:: Verilen metin ::
/---
Görenlerin Hoşuna Giden Ekinin Öyküsü...

Masal Değil Misal...

Bugün size bir misal anlatacağım.

Evet yanlış okumadınız. Masal değil misal.

Yani içinde hiç hayal yok, içinde hiç abartı yok, içinde hiç sahte yok.

Gerçek olan, gerçekleşmiş olan bir misal.

Bir tohumun misali. Bir taneden yedi yüz tane doğuran bir tohum… Kök salan, çoğalan, güçlenen ve gücüyle güzelleşip kendisine hayran bırakan bir tohum…

Bir tohumdan misal mi olur demeyin, sivrisinekten bile misal olur.

Ve her misal aslında bize bir müjde, uyarı ya da şahit olur.

Bu tohum misali de böyledir, bizim için hem bir uyarı, hem bir müjde, hem de bir şahittir.

Görenlerin hoşuna giden tohumlar...

Elindeki sopayla toprakta çizgiler çiziyordu. Bir planı vardı, duyduğu, inandığı ama kimseye söylemediği. Geri döneceklerdi.

Sırtını ağaca yasladı. Başını göğe doğru kaldırdı. Yaprakların arasından güneş, kahverengi gözlerine değdi. Ağaçların arasından süzülen güneş ne güzeldi. Işıktı, aydınlıktı ve ihtiyaçtı. Oysa çorak yerlerde ateşten bir top gibi yakıcıydı.  Ama şu anda bulunduğu yerde, güneş sadece gökte değildi, toprak da güneştendi. Kavurucu bir sıcak ve tercih edilmiş bir susuzluk vardı. O topraklarda su az, güneş çoktu. Öyle sıcaktı ki, sıcaklık ayaklarının altındaki köseleden bile hissediliyordu. Kara-sarı toprağın üzerindeki tek bir ağaç, sanki dünyanın bütün gölgesini üzerlerine örtüyordu.

Sakindi. Üzerine sekine indirilmiş, olmuşlardan ve olacaklardan emin görünüyordu. Hâlâ yapraklara bakıyordu; aynı zannedilen, benzer görülen ama farklı yapraklara. Ne garipti, aynı, farklı ve benzer kelimeleri birbirine hiç benzemiyordu. Tuhaf bir şekilde üç kelime de bir tek şey için kullanılabiliyordu.

Gözlerini, yapraklardan indirdi. Karşısında binlerce tohum vardı. 

  • Çoğalmayı bekleyen, 
  • Yayılıp kök salmayı bekleyen, 
  • Yeni tohumlar yeşertmeyi bekleyen. 
  • Filizini veren, 
  • Gövdesini kalınlaştıran, 
  • Uzayan, 
  • Güçlenen ve görenlerin hoşuna giden, 
  • Ve birbirlerine karşı merhameti çok olan tohumlar.

Bedelin sonunda selamet vardı...
\---
:: Veri kesiti ::
/---
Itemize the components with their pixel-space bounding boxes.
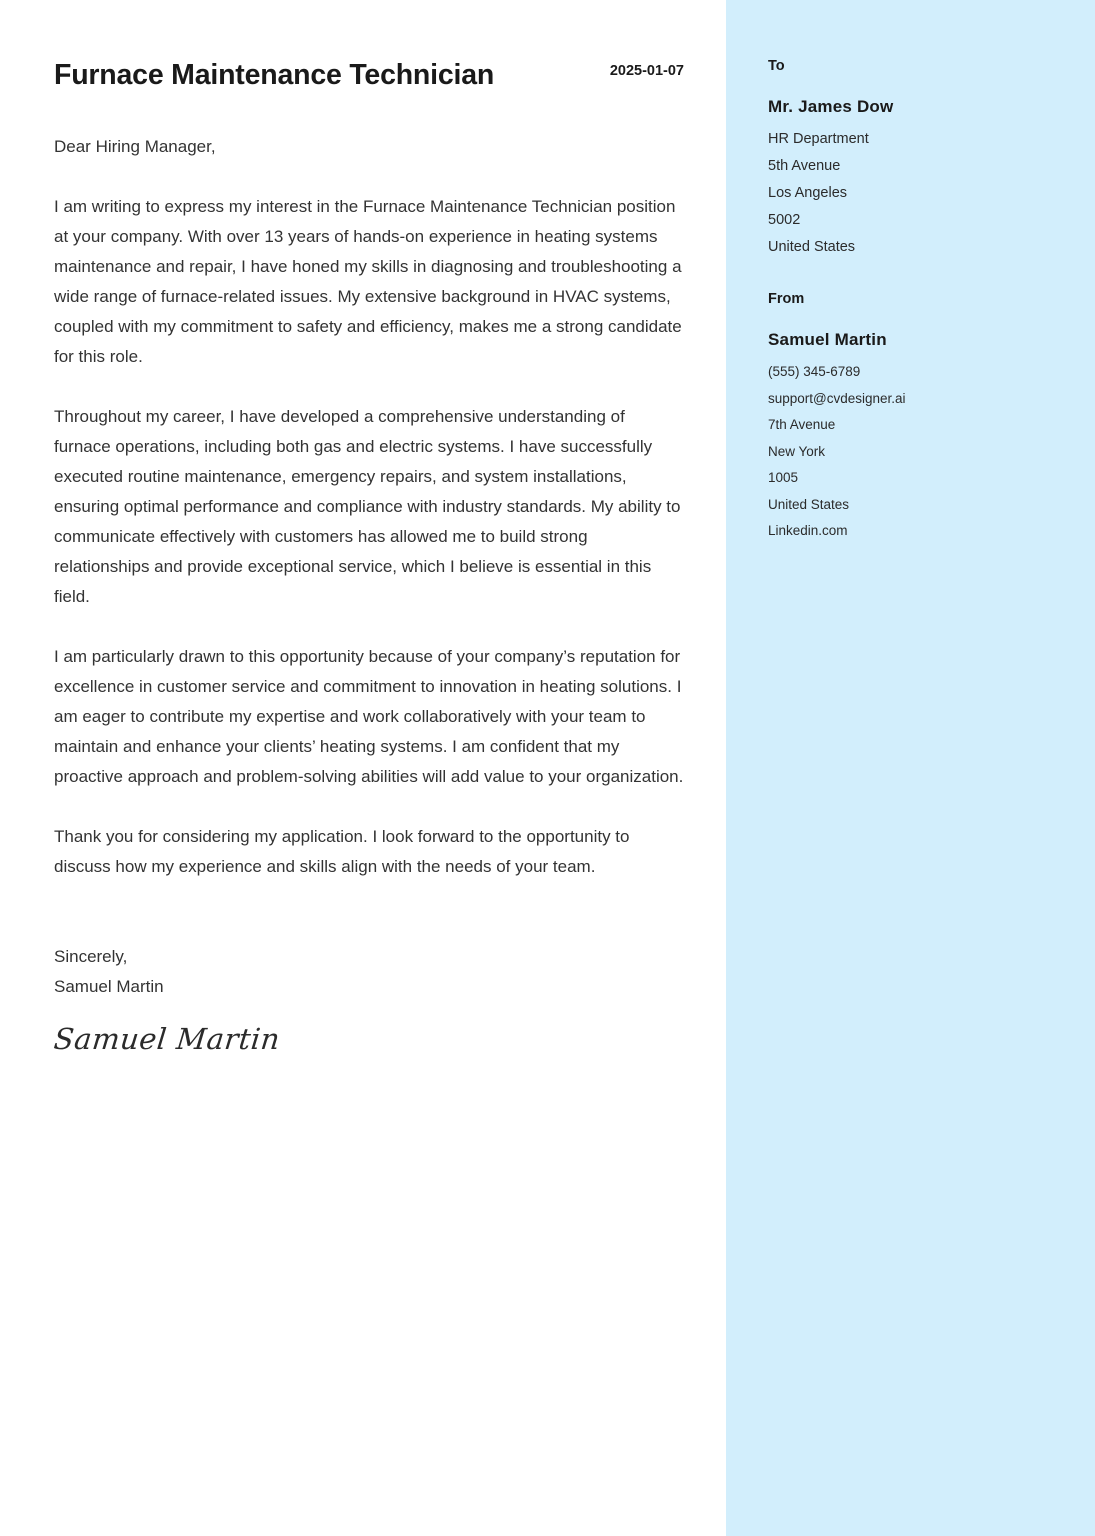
\---
:: Yapılacak iş ::
Tohum misalini anlatan metinden "Gerçek olan, gerçekleşmiş" sözleriyle başlayıp "söylemediği. Geri döneceklerdi." sözleri de dahil olmak üzere biten kısmı hiç değiştirmeden kopyalayın. Yalnızca metindeki bilgilere dayanın.

:: Nihai sonuç ::
Gerçek olan, gerçekleşmiş olan bir misal.

Bir tohumun misali. Bir taneden yedi yüz tane doğuran bir tohum… Kök salan, çoğalan, güçlenen ve gücüyle güzelleşip kendisine hayran bırakan bir tohum…

Bir tohumdan misal mi olur demeyin, sivrisinekten bile misal olur.

Ve her misal aslında bize bir müjde, uyarı ya da şahit olur.

Bu tohum misali de böyledir, bizim için hem bir uyarı, hem bir müjde, hem de bir şahittir.

Görenlerin hoşuna giden tohumlar...

Elindeki sopayla toprakta çizgiler çiziyordu. Bir planı vardı, duyduğu, inandığı ama kimseye söylemediği. Geri döneceklerdi.